▸ WRITTEN PROBLEM
Return the entries verbatim and drop every picture.

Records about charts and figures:
-=-=-
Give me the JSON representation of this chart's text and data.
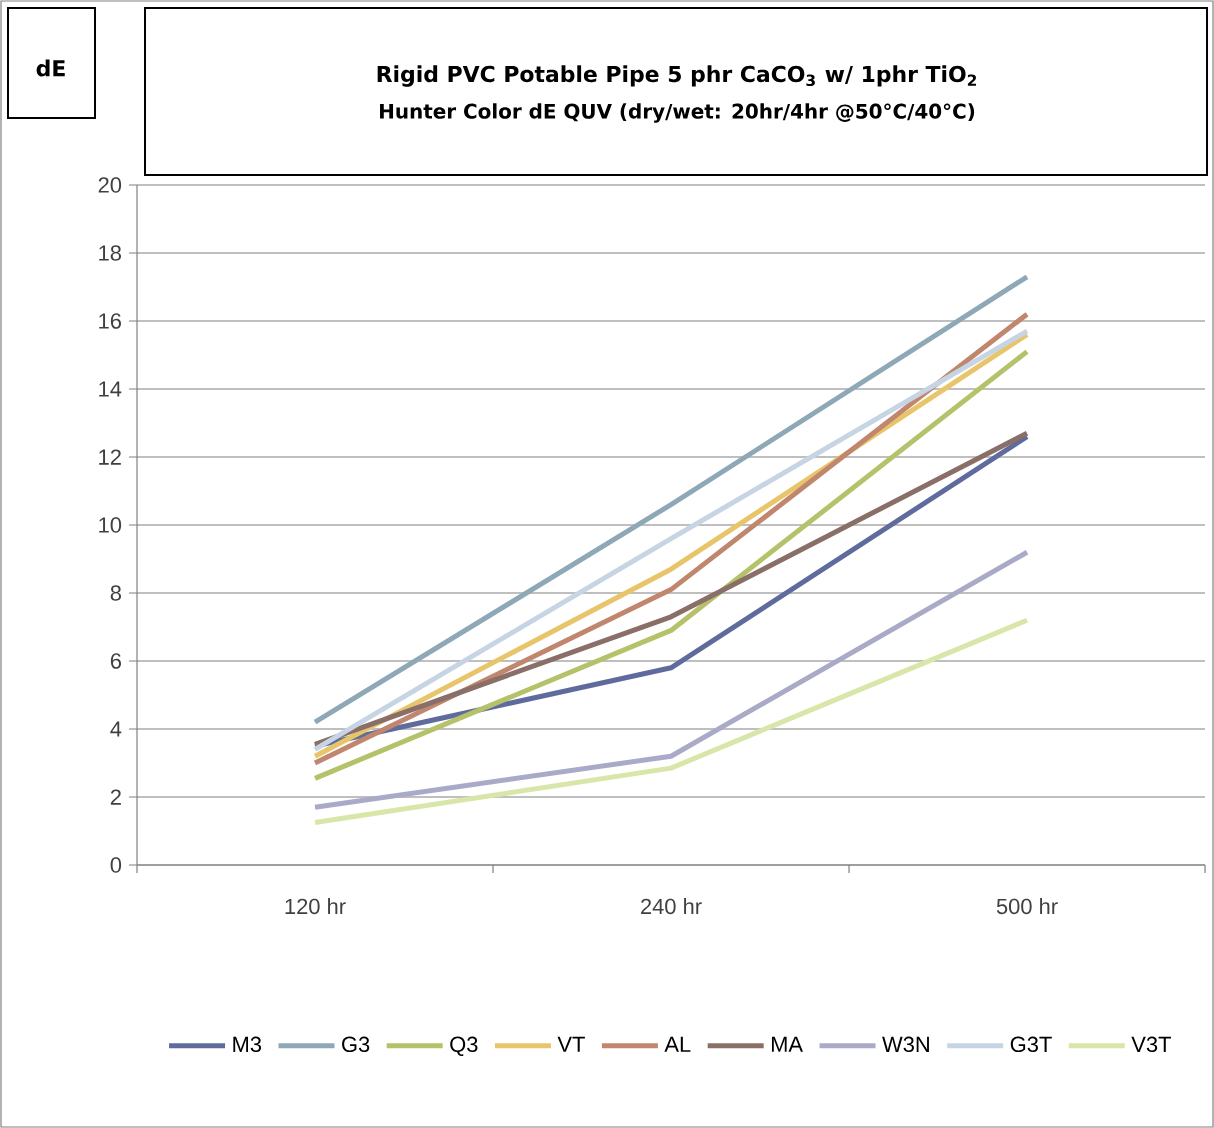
{
  "chart_data": {
    "type": "line",
    "title": "Rigid PVC Potable Pipe 5 phr CaCO$_{3}$ w/ 1phr TiO$_{2}$",
    "subtitle": "Hunter Color dE QUV (dry/wet: 20hr/4hr @50°C/40°C)",
    "ylabel": "dE",
    "categories": [
      "120 hr",
      "240 hr",
      "500 hr"
    ],
    "ylim": [
      0,
      20
    ],
    "yticks": [
      0,
      2,
      4,
      6,
      8,
      10,
      12,
      14,
      16,
      18,
      20
    ],
    "grid": "y",
    "legend": "bottom",
    "series": [
      {
        "name": "M3",
        "color": "#5f6b9c",
        "values": [
          3.5,
          5.8,
          12.6
        ]
      },
      {
        "name": "G3",
        "color": "#8fa8b8",
        "values": [
          4.2,
          10.6,
          17.3
        ]
      },
      {
        "name": "Q3",
        "color": "#b5c26a",
        "values": [
          2.55,
          6.9,
          15.1
        ]
      },
      {
        "name": "VT",
        "color": "#e8c56a",
        "values": [
          3.2,
          8.7,
          15.6
        ]
      },
      {
        "name": "AL",
        "color": "#c0876e",
        "values": [
          3.0,
          8.1,
          16.2
        ]
      },
      {
        "name": "MA",
        "color": "#8a6e68",
        "values": [
          3.55,
          7.3,
          12.7
        ]
      },
      {
        "name": "W3N",
        "color": "#a9aac8",
        "values": [
          1.7,
          3.2,
          9.2
        ]
      },
      {
        "name": "G3T",
        "color": "#c6d4e4",
        "values": [
          3.4,
          9.6,
          15.7
        ]
      },
      {
        "name": "V3T",
        "color": "#d9e6a9",
        "values": [
          1.25,
          2.85,
          7.2
        ]
      }
    ]
  }
}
-=-=-
▸ COMPLETE RESPONSE
Give me the JSON representation of this chart's text and data.
{
  "chart_data": {
    "type": "line",
    "title": "Rigid PVC Potable Pipe 5 phr CaCO$_{3}$ w/ 1phr TiO$_{2}$",
    "subtitle": "Hunter Color dE QUV (dry/wet: 20hr/4hr @50°C/40°C)",
    "ylabel": "dE",
    "categories": [
      "120 hr",
      "240 hr",
      "500 hr"
    ],
    "ylim": [
      0,
      20
    ],
    "yticks": [
      0,
      2,
      4,
      6,
      8,
      10,
      12,
      14,
      16,
      18,
      20
    ],
    "grid": "y",
    "legend": "bottom",
    "series": [
      {
        "name": "M3",
        "color": "#5f6b9c",
        "values": [
          3.5,
          5.8,
          12.6
        ]
      },
      {
        "name": "G3",
        "color": "#8fa8b8",
        "values": [
          4.2,
          10.6,
          17.3
        ]
      },
      {
        "name": "Q3",
        "color": "#b5c26a",
        "values": [
          2.55,
          6.9,
          15.1
        ]
      },
      {
        "name": "VT",
        "color": "#e8c56a",
        "values": [
          3.2,
          8.7,
          15.6
        ]
      },
      {
        "name": "AL",
        "color": "#c0876e",
        "values": [
          3.0,
          8.1,
          16.2
        ]
      },
      {
        "name": "MA",
        "color": "#8a6e68",
        "values": [
          3.55,
          7.3,
          12.7
        ]
      },
      {
        "name": "W3N",
        "color": "#a9aac8",
        "values": [
          1.7,
          3.2,
          9.2
        ]
      },
      {
        "name": "G3T",
        "color": "#c6d4e4",
        "values": [
          3.4,
          9.6,
          15.7
        ]
      },
      {
        "name": "V3T",
        "color": "#d9e6a9",
        "values": [
          1.25,
          2.85,
          7.2
        ]
      }
    ]
  }
}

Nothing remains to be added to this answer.